Extracted records:
§

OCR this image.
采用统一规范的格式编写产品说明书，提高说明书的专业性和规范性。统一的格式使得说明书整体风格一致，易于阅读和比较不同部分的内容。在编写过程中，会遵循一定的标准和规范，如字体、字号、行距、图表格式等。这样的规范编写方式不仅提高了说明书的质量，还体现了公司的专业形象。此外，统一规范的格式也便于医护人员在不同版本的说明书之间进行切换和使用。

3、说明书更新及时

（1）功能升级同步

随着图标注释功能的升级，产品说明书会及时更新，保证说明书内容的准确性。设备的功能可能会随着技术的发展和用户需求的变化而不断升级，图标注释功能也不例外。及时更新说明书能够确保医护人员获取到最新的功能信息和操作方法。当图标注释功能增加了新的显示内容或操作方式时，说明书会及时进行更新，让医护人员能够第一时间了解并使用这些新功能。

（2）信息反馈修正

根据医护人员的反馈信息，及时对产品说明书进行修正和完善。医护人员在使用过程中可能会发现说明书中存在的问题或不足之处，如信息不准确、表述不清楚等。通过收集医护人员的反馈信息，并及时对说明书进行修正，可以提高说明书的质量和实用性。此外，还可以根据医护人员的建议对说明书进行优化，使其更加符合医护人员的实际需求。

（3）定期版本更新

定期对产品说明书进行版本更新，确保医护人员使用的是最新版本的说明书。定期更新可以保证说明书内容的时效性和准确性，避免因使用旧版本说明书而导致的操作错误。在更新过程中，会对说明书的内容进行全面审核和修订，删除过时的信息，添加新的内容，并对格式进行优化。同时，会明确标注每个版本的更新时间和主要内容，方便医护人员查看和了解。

§

#### What is needed
Return the entries above exactly as they appear.

#### Answer below
OCR this image.
采用统一规范的格式编写产品说明书，提高说明书的专业性和规范性。统一的格式使得说明书整体风格一致，易于阅读和比较不同部分的内容。在编写过程中，会遵循一定的标准和规范，如字体、字号、行距、图表格式等。这样的规范编写方式不仅提高了说明书的质量，还体现了公司的专业形象。此外，统一规范的格式也便于医护人员在不同版本的说明书之间进行切换和使用。

3、说明书更新及时

（1）功能升级同步

随着图标注释功能的升级，产品说明书会及时更新，保证说明书内容的准确性。设备的功能可能会随着技术的发展和用户需求的变化而不断升级，图标注释功能也不例外。及时更新说明书能够确保医护人员获取到最新的功能信息和操作方法。当图标注释功能增加了新的显示内容或操作方式时，说明书会及时进行更新，让医护人员能够第一时间了解并使用这些新功能。

（2）信息反馈修正

根据医护人员的反馈信息，及时对产品说明书进行修正和完善。医护人员在使用过程中可能会发现说明书中存在的问题或不足之处，如信息不准确、表述不清楚等。通过收集医护人员的反馈信息，并及时对说明书进行修正，可以提高说明书的质量和实用性。此外，还可以根据医护人员的建议对说明书进行优化，使其更加符合医护人员的实际需求。

（3）定期版本更新

定期对产品说明书进行版本更新，确保医护人员使用的是最新版本的说明书。定期更新可以保证说明书内容的时效性和准确性，避免因使用旧版本说明书而导致的操作错误。在更新过程中，会对说明书的内容进行全面审核和修订，删除过时的信息，添加新的内容，并对格式进行优化。同时，会明确标注每个版本的更新时间和主要内容，方便医护人员查看和了解。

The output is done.